Set exercise: Each line below should be reproduced without any alteration.

___ Entries shown

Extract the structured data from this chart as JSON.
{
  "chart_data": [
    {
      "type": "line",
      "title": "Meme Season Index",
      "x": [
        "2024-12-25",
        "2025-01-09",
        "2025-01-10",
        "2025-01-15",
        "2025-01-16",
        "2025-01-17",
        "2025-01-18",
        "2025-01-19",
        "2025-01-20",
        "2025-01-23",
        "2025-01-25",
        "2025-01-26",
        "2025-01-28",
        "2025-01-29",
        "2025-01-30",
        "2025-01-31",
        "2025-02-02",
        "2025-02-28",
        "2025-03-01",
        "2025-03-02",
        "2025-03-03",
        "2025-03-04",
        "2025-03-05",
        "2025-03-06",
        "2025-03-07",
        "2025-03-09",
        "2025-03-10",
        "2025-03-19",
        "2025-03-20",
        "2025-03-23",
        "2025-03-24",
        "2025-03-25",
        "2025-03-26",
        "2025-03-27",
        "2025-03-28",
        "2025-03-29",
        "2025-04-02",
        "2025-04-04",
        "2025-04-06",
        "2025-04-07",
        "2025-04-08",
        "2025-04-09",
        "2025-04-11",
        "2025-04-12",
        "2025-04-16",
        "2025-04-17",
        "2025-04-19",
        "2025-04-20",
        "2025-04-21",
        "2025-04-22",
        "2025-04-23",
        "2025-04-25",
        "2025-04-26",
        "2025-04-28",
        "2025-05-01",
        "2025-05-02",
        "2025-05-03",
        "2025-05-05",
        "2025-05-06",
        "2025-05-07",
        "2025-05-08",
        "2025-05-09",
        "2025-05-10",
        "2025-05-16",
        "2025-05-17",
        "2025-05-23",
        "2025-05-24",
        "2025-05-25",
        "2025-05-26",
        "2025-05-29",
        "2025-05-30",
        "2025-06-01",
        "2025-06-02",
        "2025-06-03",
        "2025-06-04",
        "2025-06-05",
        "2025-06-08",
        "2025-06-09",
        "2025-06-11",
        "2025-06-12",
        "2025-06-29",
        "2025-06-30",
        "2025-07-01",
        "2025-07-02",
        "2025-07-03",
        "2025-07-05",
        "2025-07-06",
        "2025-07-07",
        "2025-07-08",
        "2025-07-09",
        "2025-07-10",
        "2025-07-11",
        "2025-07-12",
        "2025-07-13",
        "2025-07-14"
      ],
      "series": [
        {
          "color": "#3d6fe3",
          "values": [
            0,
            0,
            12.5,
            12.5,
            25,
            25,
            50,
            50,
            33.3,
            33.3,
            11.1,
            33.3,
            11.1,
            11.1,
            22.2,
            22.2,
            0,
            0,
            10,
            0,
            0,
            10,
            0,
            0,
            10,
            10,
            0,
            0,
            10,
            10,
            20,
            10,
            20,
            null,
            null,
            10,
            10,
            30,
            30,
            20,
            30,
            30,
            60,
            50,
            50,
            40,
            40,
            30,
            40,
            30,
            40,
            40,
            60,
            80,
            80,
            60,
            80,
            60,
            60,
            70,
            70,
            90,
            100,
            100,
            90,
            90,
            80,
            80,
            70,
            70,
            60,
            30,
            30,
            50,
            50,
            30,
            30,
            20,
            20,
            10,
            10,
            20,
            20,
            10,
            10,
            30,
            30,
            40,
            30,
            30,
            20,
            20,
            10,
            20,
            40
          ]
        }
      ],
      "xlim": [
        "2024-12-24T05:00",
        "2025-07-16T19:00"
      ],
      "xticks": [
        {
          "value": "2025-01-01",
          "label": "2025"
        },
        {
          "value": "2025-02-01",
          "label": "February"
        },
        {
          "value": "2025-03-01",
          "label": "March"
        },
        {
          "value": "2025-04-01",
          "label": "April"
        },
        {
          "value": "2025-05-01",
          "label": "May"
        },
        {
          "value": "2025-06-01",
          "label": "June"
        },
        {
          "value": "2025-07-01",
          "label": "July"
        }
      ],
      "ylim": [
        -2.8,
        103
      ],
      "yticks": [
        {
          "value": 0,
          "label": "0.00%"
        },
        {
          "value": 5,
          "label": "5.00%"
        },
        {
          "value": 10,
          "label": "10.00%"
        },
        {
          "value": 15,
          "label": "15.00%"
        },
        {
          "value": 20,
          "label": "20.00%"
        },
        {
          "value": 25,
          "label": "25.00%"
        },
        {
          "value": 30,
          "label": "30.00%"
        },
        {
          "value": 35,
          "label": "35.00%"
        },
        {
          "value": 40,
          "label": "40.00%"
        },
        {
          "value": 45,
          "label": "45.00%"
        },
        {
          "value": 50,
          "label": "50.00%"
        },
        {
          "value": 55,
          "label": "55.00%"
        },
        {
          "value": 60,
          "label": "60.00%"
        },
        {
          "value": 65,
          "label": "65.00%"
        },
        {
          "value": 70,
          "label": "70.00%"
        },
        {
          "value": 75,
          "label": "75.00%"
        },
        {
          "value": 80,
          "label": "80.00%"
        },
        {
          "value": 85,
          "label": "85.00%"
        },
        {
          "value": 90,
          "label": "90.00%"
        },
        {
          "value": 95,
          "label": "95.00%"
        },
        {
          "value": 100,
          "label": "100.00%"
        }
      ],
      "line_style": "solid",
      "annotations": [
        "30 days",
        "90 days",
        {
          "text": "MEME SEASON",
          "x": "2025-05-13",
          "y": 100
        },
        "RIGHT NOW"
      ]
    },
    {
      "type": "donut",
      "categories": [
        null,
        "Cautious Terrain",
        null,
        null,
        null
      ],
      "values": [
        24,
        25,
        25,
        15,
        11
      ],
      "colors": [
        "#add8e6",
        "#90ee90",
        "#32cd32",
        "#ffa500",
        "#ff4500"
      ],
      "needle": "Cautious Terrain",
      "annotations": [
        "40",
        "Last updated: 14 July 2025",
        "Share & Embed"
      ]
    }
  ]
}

______

Solution:
Extract the structured data from this chart as JSON.
{
  "chart_data": [
    {
      "type": "line",
      "title": "Meme Season Index",
      "x": [
        "2024-12-25",
        "2025-01-09",
        "2025-01-10",
        "2025-01-15",
        "2025-01-16",
        "2025-01-17",
        "2025-01-18",
        "2025-01-19",
        "2025-01-20",
        "2025-01-23",
        "2025-01-25",
        "2025-01-26",
        "2025-01-28",
        "2025-01-29",
        "2025-01-30",
        "2025-01-31",
        "2025-02-02",
        "2025-02-28",
        "2025-03-01",
        "2025-03-02",
        "2025-03-03",
        "2025-03-04",
        "2025-03-05",
        "2025-03-06",
        "2025-03-07",
        "2025-03-09",
        "2025-03-10",
        "2025-03-19",
        "2025-03-20",
        "2025-03-23",
        "2025-03-24",
        "2025-03-25",
        "2025-03-26",
        "2025-03-27",
        "2025-03-28",
        "2025-03-29",
        "2025-04-02",
        "2025-04-04",
        "2025-04-06",
        "2025-04-07",
        "2025-04-08",
        "2025-04-09",
        "2025-04-11",
        "2025-04-12",
        "2025-04-16",
        "2025-04-17",
        "2025-04-19",
        "2025-04-20",
        "2025-04-21",
        "2025-04-22",
        "2025-04-23",
        "2025-04-25",
        "2025-04-26",
        "2025-04-28",
        "2025-05-01",
        "2025-05-02",
        "2025-05-03",
        "2025-05-05",
        "2025-05-06",
        "2025-05-07",
        "2025-05-08",
        "2025-05-09",
        "2025-05-10",
        "2025-05-16",
        "2025-05-17",
        "2025-05-23",
        "2025-05-24",
        "2025-05-25",
        "2025-05-26",
        "2025-05-29",
        "2025-05-30",
        "2025-06-01",
        "2025-06-02",
        "2025-06-03",
        "2025-06-04",
        "2025-06-05",
        "2025-06-08",
        "2025-06-09",
        "2025-06-11",
        "2025-06-12",
        "2025-06-29",
        "2025-06-30",
        "2025-07-01",
        "2025-07-02",
        "2025-07-03",
        "2025-07-05",
        "2025-07-06",
        "2025-07-07",
        "2025-07-08",
        "2025-07-09",
        "2025-07-10",
        "2025-07-11",
        "2025-07-12",
        "2025-07-13",
        "2025-07-14"
      ],
      "series": [
        {
          "color": "#3d6fe3",
          "values": [
            0,
            0,
            12.5,
            12.5,
            25,
            25,
            50,
            50,
            33.3,
            33.3,
            11.1,
            33.3,
            11.1,
            11.1,
            22.2,
            22.2,
            0,
            0,
            10,
            0,
            0,
            10,
            0,
            0,
            10,
            10,
            0,
            0,
            10,
            10,
            20,
            10,
            20,
            null,
            null,
            10,
            10,
            30,
            30,
            20,
            30,
            30,
            60,
            50,
            50,
            40,
            40,
            30,
            40,
            30,
            40,
            40,
            60,
            80,
            80,
            60,
            80,
            60,
            60,
            70,
            70,
            90,
            100,
            100,
            90,
            90,
            80,
            80,
            70,
            70,
            60,
            30,
            30,
            50,
            50,
            30,
            30,
            20,
            20,
            10,
            10,
            20,
            20,
            10,
            10,
            30,
            30,
            40,
            30,
            30,
            20,
            20,
            10,
            20,
            40
          ]
        }
      ],
      "xlim": [
        "2024-12-24T05:00",
        "2025-07-16T19:00"
      ],
      "xticks": [
        {
          "value": "2025-01-01",
          "label": "2025"
        },
        {
          "value": "2025-02-01",
          "label": "February"
        },
        {
          "value": "2025-03-01",
          "label": "March"
        },
        {
          "value": "2025-04-01",
          "label": "April"
        },
        {
          "value": "2025-05-01",
          "label": "May"
        },
        {
          "value": "2025-06-01",
          "label": "June"
        },
        {
          "value": "2025-07-01",
          "label": "July"
        }
      ],
      "ylim": [
        -2.8,
        103
      ],
      "yticks": [
        {
          "value": 0,
          "label": "0.00%"
        },
        {
          "value": 5,
          "label": "5.00%"
        },
        {
          "value": 10,
          "label": "10.00%"
        },
        {
          "value": 15,
          "label": "15.00%"
        },
        {
          "value": 20,
          "label": "20.00%"
        },
        {
          "value": 25,
          "label": "25.00%"
        },
        {
          "value": 30,
          "label": "30.00%"
        },
        {
          "value": 35,
          "label": "35.00%"
        },
        {
          "value": 40,
          "label": "40.00%"
        },
        {
          "value": 45,
          "label": "45.00%"
        },
        {
          "value": 50,
          "label": "50.00%"
        },
        {
          "value": 55,
          "label": "55.00%"
        },
        {
          "value": 60,
          "label": "60.00%"
        },
        {
          "value": 65,
          "label": "65.00%"
        },
        {
          "value": 70,
          "label": "70.00%"
        },
        {
          "value": 75,
          "label": "75.00%"
        },
        {
          "value": 80,
          "label": "80.00%"
        },
        {
          "value": 85,
          "label": "85.00%"
        },
        {
          "value": 90,
          "label": "90.00%"
        },
        {
          "value": 95,
          "label": "95.00%"
        },
        {
          "value": 100,
          "label": "100.00%"
        }
      ],
      "line_style": "solid",
      "annotations": [
        "30 days",
        "90 days",
        {
          "text": "MEME SEASON",
          "x": "2025-05-13",
          "y": 100
        },
        "RIGHT NOW"
      ]
    },
    {
      "type": "donut",
      "categories": [
        null,
        "Cautious Terrain",
        null,
        null,
        null
      ],
      "values": [
        24,
        25,
        25,
        15,
        11
      ],
      "colors": [
        "#add8e6",
        "#90ee90",
        "#32cd32",
        "#ffa500",
        "#ff4500"
      ],
      "needle": "Cautious Terrain",
      "annotations": [
        "40",
        "Last updated: 14 July 2025",
        "Share & Embed"
      ]
    }
  ]
}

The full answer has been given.